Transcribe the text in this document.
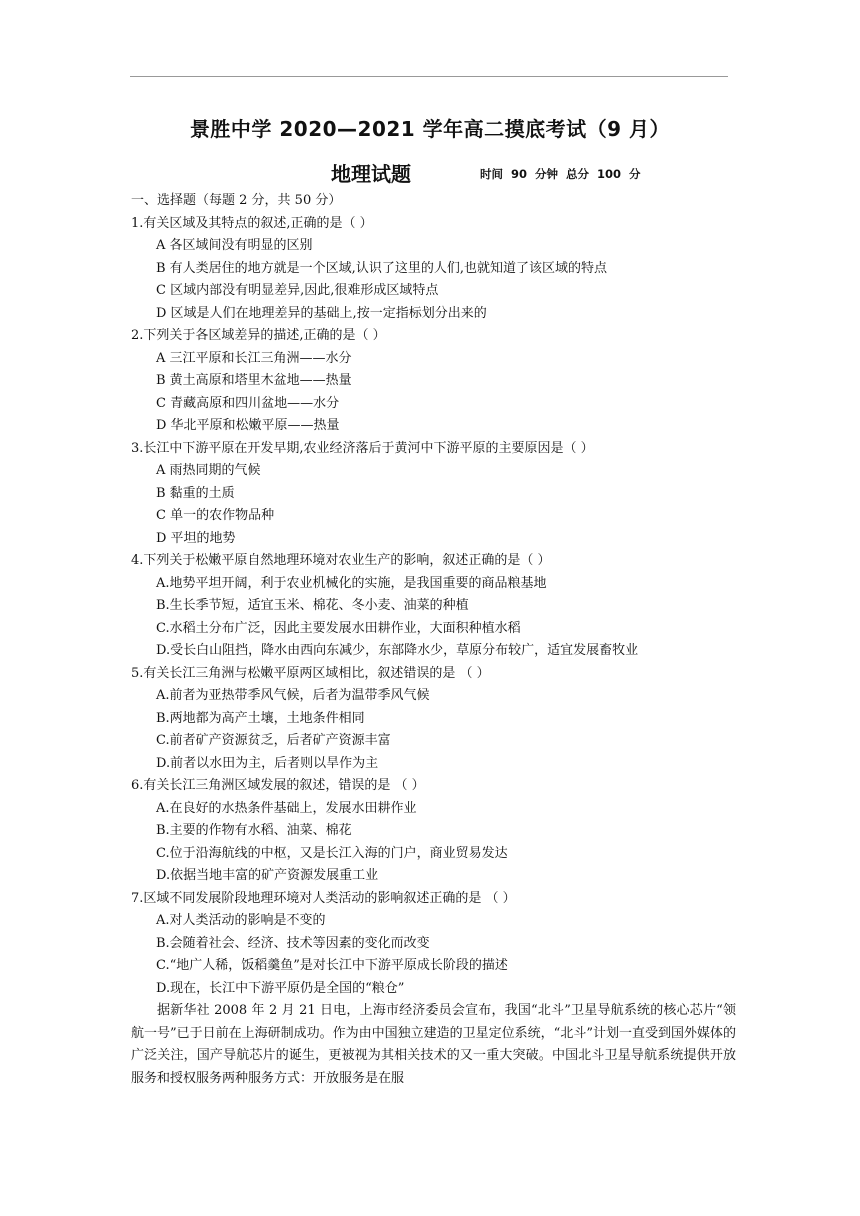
景胜中学 2020—2021 学年高二摸底考试（9 月）
地理试题	时间 90 分钟 总分 100 分
一、选择题（每题 2 分，共 50 分）
1.有关区域及其特点的叙述,正确的是（ ）
A 各区域间没有明显的区别
B 有人类居住的地方就是一个区域,认识了这里的人们,也就知道了该区域的特点
C 区域内部没有明显差异,因此,很难形成区域特点
D 区域是人们在地理差异的基础上,按一定指标划分出来的
2.下列关于各区域差异的描述,正确的是（ ）
A 三江平原和长江三角洲——水分
B 黄土高原和塔里木盆地——热量
C 青藏高原和四川盆地——水分
D 华北平原和松嫩平原——热量
3.长江中下游平原在开发早期,农业经济落后于黄河中下游平原的主要原因是（ ）
A 雨热同期的气候
B 黏重的土质
C 单一的农作物品种
D 平坦的地势
4.下列关于松嫩平原自然地理环境对农业生产的影响，叙述正确的是（ ）
A.地势平坦开阔，利于农业机械化的实施，是我国重要的商品粮基地
B.生长季节短，适宜玉米、棉花、冬小麦、油菜的种植
C.水稻土分布广泛，因此主要发展水田耕作业，大面积种植水稻
D.受长白山阻挡，降水由西向东减少，东部降水少，草原分布较广，适宜发展畜牧业
5.有关长江三角洲与松嫩平原两区域相比，叙述错误的是 （ ）
A.前者为亚热带季风气候，后者为温带季风气候
B.两地都为高产土壤，土地条件相同
C.前者矿产资源贫乏，后者矿产资源丰富
D.前者以水田为主，后者则以旱作为主
6.有关长江三角洲区域发展的叙述，错误的是 （ ）
A.在良好的水热条件基础上，发展水田耕作业
B.主要的作物有水稻、油菜、棉花
C.位于沿海航线的中枢，又是长江入海的门户，商业贸易发达
D.依据当地丰富的矿产资源发展重工业
7.区域不同发展阶段地理环境对人类活动的影响叙述正确的是 （ ）
A.对人类活动的影响是不变的
B.会随着社会、经济、技术等因素的变化而改变
C.“地广人稀，饭稻羹鱼”是对长江中下游平原成长阶段的描述
D.现在，长江中下游平原仍是全国的“粮仓”
据新华社 2008 年 2 月 21 日电，上海市经济委员会宣布，我国“北斗”卫星导航系统的核心芯片“领航一号”已于日前在上海研制成功。作为由中国独立建造的卫星定位系统，“北斗”计划一直受到国外媒体的广泛关注，国产导航芯片的诞生，更被视为其相关技术的又一重大突破。中国北斗卫星导航系统提供开放服务和授权服务两种服务方式：开放服务是在服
++++++
■ **INSTRUCTION**
Repeat the data above exactly, but not the pictures.

■ **SOLUTION TO THIS EXERCISE**
Transcribe the text in this document.
景胜中学 2020—2021 学年高二摸底考试（9 月）
地理试题	时间 90 分钟 总分 100 分
一、选择题（每题 2 分，共 50 分）
1.有关区域及其特点的叙述,正确的是（ ）
A 各区域间没有明显的区别
B 有人类居住的地方就是一个区域,认识了这里的人们,也就知道了该区域的特点
C 区域内部没有明显差异,因此,很难形成区域特点
D 区域是人们在地理差异的基础上,按一定指标划分出来的
2.下列关于各区域差异的描述,正确的是（ ）
A 三江平原和长江三角洲——水分
B 黄土高原和塔里木盆地——热量
C 青藏高原和四川盆地——水分
D 华北平原和松嫩平原——热量
3.长江中下游平原在开发早期,农业经济落后于黄河中下游平原的主要原因是（ ）
A 雨热同期的气候
B 黏重的土质
C 单一的农作物品种
D 平坦的地势
4.下列关于松嫩平原自然地理环境对农业生产的影响，叙述正确的是（ ）
A.地势平坦开阔，利于农业机械化的实施，是我国重要的商品粮基地
B.生长季节短，适宜玉米、棉花、冬小麦、油菜的种植
C.水稻土分布广泛，因此主要发展水田耕作业，大面积种植水稻
D.受长白山阻挡，降水由西向东减少，东部降水少，草原分布较广，适宜发展畜牧业
5.有关长江三角洲与松嫩平原两区域相比，叙述错误的是 （ ）
A.前者为亚热带季风气候，后者为温带季风气候
B.两地都为高产土壤，土地条件相同
C.前者矿产资源贫乏，后者矿产资源丰富
D.前者以水田为主，后者则以旱作为主
6.有关长江三角洲区域发展的叙述，错误的是 （ ）
A.在良好的水热条件基础上，发展水田耕作业
B.主要的作物有水稻、油菜、棉花
C.位于沿海航线的中枢，又是长江入海的门户，商业贸易发达
D.依据当地丰富的矿产资源发展重工业
7.区域不同发展阶段地理环境对人类活动的影响叙述正确的是 （ ）
A.对人类活动的影响是不变的
B.会随着社会、经济、技术等因素的变化而改变
C.“地广人稀，饭稻羹鱼”是对长江中下游平原成长阶段的描述
D.现在，长江中下游平原仍是全国的“粮仓”
据新华社 2008 年 2 月 21 日电，上海市经济委员会宣布，我国“北斗”卫星导航系统的核心芯片“领航一号”已于日前在上海研制成功。作为由中国独立建造的卫星定位系统，“北斗”计划一直受到国外媒体的广泛关注，国产导航芯片的诞生，更被视为其相关技术的又一重大突破。中国北斗卫星导航系统提供开放服务和授权服务两种服务方式：开放服务是在服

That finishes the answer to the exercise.